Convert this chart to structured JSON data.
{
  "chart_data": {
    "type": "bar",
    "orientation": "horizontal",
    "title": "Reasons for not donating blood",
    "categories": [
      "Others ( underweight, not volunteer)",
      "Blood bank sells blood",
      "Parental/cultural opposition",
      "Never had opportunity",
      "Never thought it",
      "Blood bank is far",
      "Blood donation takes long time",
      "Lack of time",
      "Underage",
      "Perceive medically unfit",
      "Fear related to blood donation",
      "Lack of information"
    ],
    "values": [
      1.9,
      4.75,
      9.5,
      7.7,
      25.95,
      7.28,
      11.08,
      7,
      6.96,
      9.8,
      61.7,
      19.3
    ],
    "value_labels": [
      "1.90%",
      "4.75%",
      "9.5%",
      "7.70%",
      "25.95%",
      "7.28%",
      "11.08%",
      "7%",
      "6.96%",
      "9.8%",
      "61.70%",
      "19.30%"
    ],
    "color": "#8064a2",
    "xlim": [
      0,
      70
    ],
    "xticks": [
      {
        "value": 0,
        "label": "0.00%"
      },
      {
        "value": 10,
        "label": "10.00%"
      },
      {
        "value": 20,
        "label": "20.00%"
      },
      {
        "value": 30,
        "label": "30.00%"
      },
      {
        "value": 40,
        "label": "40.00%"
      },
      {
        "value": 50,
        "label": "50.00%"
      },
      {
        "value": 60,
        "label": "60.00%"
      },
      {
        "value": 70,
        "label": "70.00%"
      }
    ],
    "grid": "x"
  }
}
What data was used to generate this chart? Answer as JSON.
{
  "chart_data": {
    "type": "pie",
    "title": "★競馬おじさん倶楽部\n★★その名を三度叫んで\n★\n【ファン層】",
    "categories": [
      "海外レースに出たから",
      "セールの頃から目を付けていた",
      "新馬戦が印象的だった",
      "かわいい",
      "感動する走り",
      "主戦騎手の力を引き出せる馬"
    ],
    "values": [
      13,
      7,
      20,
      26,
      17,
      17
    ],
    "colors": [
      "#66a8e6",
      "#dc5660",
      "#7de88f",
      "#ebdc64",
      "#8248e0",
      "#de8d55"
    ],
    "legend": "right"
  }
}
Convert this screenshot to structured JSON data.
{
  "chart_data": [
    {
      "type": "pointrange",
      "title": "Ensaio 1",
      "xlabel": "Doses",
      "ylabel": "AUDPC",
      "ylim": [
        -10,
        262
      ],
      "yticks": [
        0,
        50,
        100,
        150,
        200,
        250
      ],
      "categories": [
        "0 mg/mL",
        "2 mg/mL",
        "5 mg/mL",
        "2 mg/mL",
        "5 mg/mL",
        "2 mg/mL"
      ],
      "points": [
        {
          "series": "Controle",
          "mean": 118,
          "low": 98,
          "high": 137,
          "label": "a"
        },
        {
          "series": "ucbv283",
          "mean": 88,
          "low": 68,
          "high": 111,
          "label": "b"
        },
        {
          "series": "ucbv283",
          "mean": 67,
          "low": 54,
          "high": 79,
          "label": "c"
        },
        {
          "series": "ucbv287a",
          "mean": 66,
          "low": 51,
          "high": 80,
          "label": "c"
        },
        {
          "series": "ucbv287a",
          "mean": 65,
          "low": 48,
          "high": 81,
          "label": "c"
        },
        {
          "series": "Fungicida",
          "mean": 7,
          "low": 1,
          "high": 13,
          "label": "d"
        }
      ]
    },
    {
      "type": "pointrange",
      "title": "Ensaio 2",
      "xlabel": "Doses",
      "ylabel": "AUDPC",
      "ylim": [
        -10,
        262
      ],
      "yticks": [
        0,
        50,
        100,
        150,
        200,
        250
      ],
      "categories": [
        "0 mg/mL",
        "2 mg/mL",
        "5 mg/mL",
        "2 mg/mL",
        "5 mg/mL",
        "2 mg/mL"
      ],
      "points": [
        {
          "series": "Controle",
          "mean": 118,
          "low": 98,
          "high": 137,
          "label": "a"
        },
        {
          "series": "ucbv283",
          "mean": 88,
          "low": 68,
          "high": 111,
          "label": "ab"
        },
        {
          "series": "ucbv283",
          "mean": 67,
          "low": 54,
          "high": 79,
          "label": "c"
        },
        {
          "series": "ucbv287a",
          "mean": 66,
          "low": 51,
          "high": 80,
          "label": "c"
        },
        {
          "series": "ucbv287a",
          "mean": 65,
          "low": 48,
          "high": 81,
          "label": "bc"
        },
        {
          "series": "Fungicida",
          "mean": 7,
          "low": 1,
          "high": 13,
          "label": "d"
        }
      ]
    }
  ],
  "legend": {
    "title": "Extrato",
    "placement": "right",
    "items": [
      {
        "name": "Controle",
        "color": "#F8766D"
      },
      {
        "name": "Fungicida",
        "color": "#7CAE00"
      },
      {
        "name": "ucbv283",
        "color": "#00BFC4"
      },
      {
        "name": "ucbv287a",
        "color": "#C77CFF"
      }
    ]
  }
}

• [Goal]
Repeat each record exactly. Omit nothing.

• [Solution to this task]
Convert this chart to structured JSON data.
{
  "chart_data": {
    "type": "bar",
    "orientation": "horizontal",
    "title": "Reasons for not donating blood",
    "categories": [
      "Others ( underweight, not volunteer)",
      "Blood bank sells blood",
      "Parental/cultural opposition",
      "Never had opportunity",
      "Never thought it",
      "Blood bank is far",
      "Blood donation takes long time",
      "Lack of time",
      "Underage",
      "Perceive medically unfit",
      "Fear related to blood donation",
      "Lack of information"
    ],
    "values": [
      1.9,
      4.75,
      9.5,
      7.7,
      25.95,
      7.28,
      11.08,
      7,
      6.96,
      9.8,
      61.7,
      19.3
    ],
    "value_labels": [
      "1.90%",
      "4.75%",
      "9.5%",
      "7.70%",
      "25.95%",
      "7.28%",
      "11.08%",
      "7%",
      "6.96%",
      "9.8%",
      "61.70%",
      "19.30%"
    ],
    "color": "#8064a2",
    "xlim": [
      0,
      70
    ],
    "xticks": [
      {
        "value": 0,
        "label": "0.00%"
      },
      {
        "value": 10,
        "label": "10.00%"
      },
      {
        "value": 20,
        "label": "20.00%"
      },
      {
        "value": 30,
        "label": "30.00%"
      },
      {
        "value": 40,
        "label": "40.00%"
      },
      {
        "value": 50,
        "label": "50.00%"
      },
      {
        "value": 60,
        "label": "60.00%"
      },
      {
        "value": 70,
        "label": "70.00%"
      }
    ],
    "grid": "x"
  }
}
What data was used to generate this chart? Answer as JSON.
{
  "chart_data": {
    "type": "pie",
    "title": "★競馬おじさん倶楽部\n★★その名を三度叫んで\n★\n【ファン層】",
    "categories": [
      "海外レースに出たから",
      "セールの頃から目を付けていた",
      "新馬戦が印象的だった",
      "かわいい",
      "感動する走り",
      "主戦騎手の力を引き出せる馬"
    ],
    "values": [
      13,
      7,
      20,
      26,
      17,
      17
    ],
    "colors": [
      "#66a8e6",
      "#dc5660",
      "#7de88f",
      "#ebdc64",
      "#8248e0",
      "#de8d55"
    ],
    "legend": "right"
  }
}
Convert this screenshot to structured JSON data.
{
  "chart_data": [
    {
      "type": "pointrange",
      "title": "Ensaio 1",
      "xlabel": "Doses",
      "ylabel": "AUDPC",
      "ylim": [
        -10,
        262
      ],
      "yticks": [
        0,
        50,
        100,
        150,
        200,
        250
      ],
      "categories": [
        "0 mg/mL",
        "2 mg/mL",
        "5 mg/mL",
        "2 mg/mL",
        "5 mg/mL",
        "2 mg/mL"
      ],
      "points": [
        {
          "series": "Controle",
          "mean": 118,
          "low": 98,
          "high": 137,
          "label": "a"
        },
        {
          "series": "ucbv283",
          "mean": 88,
          "low": 68,
          "high": 111,
          "label": "b"
        },
        {
          "series": "ucbv283",
          "mean": 67,
          "low": 54,
          "high": 79,
          "label": "c"
        },
        {
          "series": "ucbv287a",
          "mean": 66,
          "low": 51,
          "high": 80,
          "label": "c"
        },
        {
          "series": "ucbv287a",
          "mean": 65,
          "low": 48,
          "high": 81,
          "label": "c"
        },
        {
          "series": "Fungicida",
          "mean": 7,
          "low": 1,
          "high": 13,
          "label": "d"
        }
      ]
    },
    {
      "type": "pointrange",
      "title": "Ensaio 2",
      "xlabel": "Doses",
      "ylabel": "AUDPC",
      "ylim": [
        -10,
        262
      ],
      "yticks": [
        0,
        50,
        100,
        150,
        200,
        250
      ],
      "categories": [
        "0 mg/mL",
        "2 mg/mL",
        "5 mg/mL",
        "2 mg/mL",
        "5 mg/mL",
        "2 mg/mL"
      ],
      "points": [
        {
          "series": "Controle",
          "mean": 118,
          "low": 98,
          "high": 137,
          "label": "a"
        },
        {
          "series": "ucbv283",
          "mean": 88,
          "low": 68,
          "high": 111,
          "label": "ab"
        },
        {
          "series": "ucbv283",
          "mean": 67,
          "low": 54,
          "high": 79,
          "label": "c"
        },
        {
          "series": "ucbv287a",
          "mean": 66,
          "low": 51,
          "high": 80,
          "label": "c"
        },
        {
          "series": "ucbv287a",
          "mean": 65,
          "low": 48,
          "high": 81,
          "label": "bc"
        },
        {
          "series": "Fungicida",
          "mean": 7,
          "low": 1,
          "high": 13,
          "label": "d"
        }
      ]
    }
  ],
  "legend": {
    "title": "Extrato",
    "placement": "right",
    "items": [
      {
        "name": "Controle",
        "color": "#F8766D"
      },
      {
        "name": "Fungicida",
        "color": "#7CAE00"
      },
      {
        "name": "ucbv283",
        "color": "#00BFC4"
      },
      {
        "name": "ucbv287a",
        "color": "#C77CFF"
      }
    ]
  }
}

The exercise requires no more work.